* **What is required**: Strip the pictures and reproduce the rest of the listing exactly.

* **Records supplied**:
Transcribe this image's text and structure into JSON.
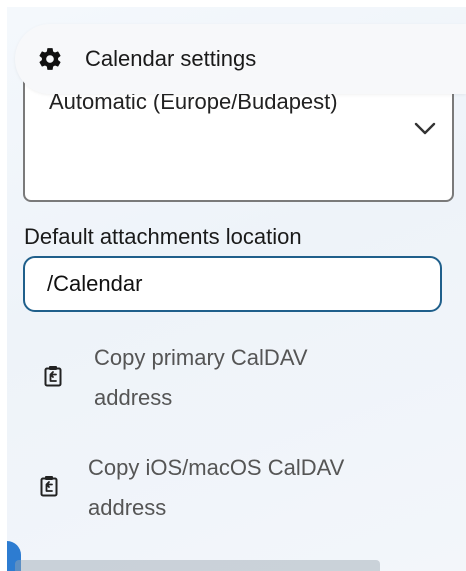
{
  "header": {
    "title": "Calendar settings",
    "icon": "gear-icon"
  },
  "timezone": {
    "value": "Automatic (Europe/Budapest)",
    "icon": "chevron-down-icon"
  },
  "attachments": {
    "label": "Default attachments location",
    "value": "/Calendar"
  },
  "actions": [
    {
      "line1": "Copy primary CalDAV",
      "line2": "address",
      "icon": "clipboard-icon"
    },
    {
      "line1": "Copy iOS/macOS CalDAV",
      "line2": "address",
      "icon": "clipboard-icon"
    }
  ],
  "colors": {
    "accent": "#1f5f8b",
    "brand_blue": "#2d7cd1",
    "text": "#1a1a1a",
    "muted_text": "#555555"
  }
}
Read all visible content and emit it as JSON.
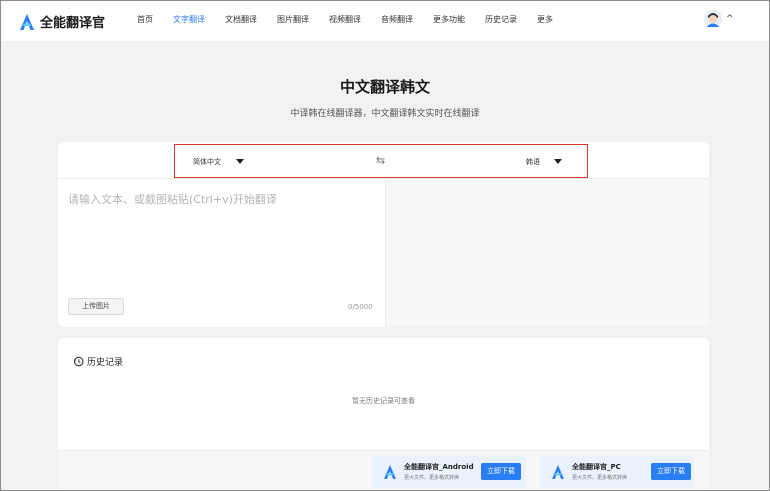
{
  "brand": {
    "name": "全能翻译官",
    "color": "#2a7ef4"
  },
  "nav": [
    {
      "label": "首页",
      "active": false
    },
    {
      "label": "文字翻译",
      "active": true
    },
    {
      "label": "文档翻译",
      "active": false
    },
    {
      "label": "图片翻译",
      "active": false
    },
    {
      "label": "视频翻译",
      "active": false
    },
    {
      "label": "音频翻译",
      "active": false
    },
    {
      "label": "更多功能",
      "active": false
    },
    {
      "label": "历史记录",
      "active": false
    },
    {
      "label": "更多",
      "active": false
    }
  ],
  "user_menu": {
    "chevron": "^"
  },
  "page": {
    "title": "中文翻译韩文",
    "subtitle": "中译韩在线翻译器，中文翻译韩文实时在线翻译"
  },
  "translator": {
    "source_lang": "简体中文",
    "target_lang": "韩语",
    "swap_icon": "⇆",
    "placeholder": "请输入文本、或截图粘贴(Ctrl+v)开始翻译",
    "upload_label": "上传图片",
    "char_count": "0/5000",
    "highlight_color": "#e0352c"
  },
  "history": {
    "title": "历史记录",
    "empty_text": "暂无历史记录可查看"
  },
  "downloads": [
    {
      "name": "全能翻译官_Android",
      "sub": "更大文件、更多格式转换",
      "button": "立即下载"
    },
    {
      "name": "全能翻译官_PC",
      "sub": "更大文件、更多格式转换",
      "button": "立即下载"
    }
  ]
}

* **Answer to the problem**:
Transcribe this image's text and structure into JSON.
{
  "header": {
    "title": "Calendar settings",
    "icon": "gear-icon"
  },
  "timezone": {
    "value": "Automatic (Europe/Budapest)",
    "icon": "chevron-down-icon"
  },
  "attachments": {
    "label": "Default attachments location",
    "value": "/Calendar"
  },
  "actions": [
    {
      "line1": "Copy primary CalDAV",
      "line2": "address",
      "icon": "clipboard-icon"
    },
    {
      "line1": "Copy iOS/macOS CalDAV",
      "line2": "address",
      "icon": "clipboard-icon"
    }
  ],
  "colors": {
    "accent": "#1f5f8b",
    "brand_blue": "#2d7cd1",
    "text": "#1a1a1a",
    "muted_text": "#555555"
  }
}
Read all visible content and emit it as JSON.
{
  "brand": {
    "name": "全能翻译官",
    "color": "#2a7ef4"
  },
  "nav": [
    {
      "label": "首页",
      "active": false
    },
    {
      "label": "文字翻译",
      "active": true
    },
    {
      "label": "文档翻译",
      "active": false
    },
    {
      "label": "图片翻译",
      "active": false
    },
    {
      "label": "视频翻译",
      "active": false
    },
    {
      "label": "音频翻译",
      "active": false
    },
    {
      "label": "更多功能",
      "active": false
    },
    {
      "label": "历史记录",
      "active": false
    },
    {
      "label": "更多",
      "active": false
    }
  ],
  "user_menu": {
    "chevron": "^"
  },
  "page": {
    "title": "中文翻译韩文",
    "subtitle": "中译韩在线翻译器，中文翻译韩文实时在线翻译"
  },
  "translator": {
    "source_lang": "简体中文",
    "target_lang": "韩语",
    "swap_icon": "⇆",
    "placeholder": "请输入文本、或截图粘贴(Ctrl+v)开始翻译",
    "upload_label": "上传图片",
    "char_count": "0/5000",
    "highlight_color": "#e0352c"
  },
  "history": {
    "title": "历史记录",
    "empty_text": "暂无历史记录可查看"
  },
  "downloads": [
    {
      "name": "全能翻译官_Android",
      "sub": "更大文件、更多格式转换",
      "button": "立即下载"
    },
    {
      "name": "全能翻译官_PC",
      "sub": "更大文件、更多格式转换",
      "button": "立即下载"
    }
  ]
}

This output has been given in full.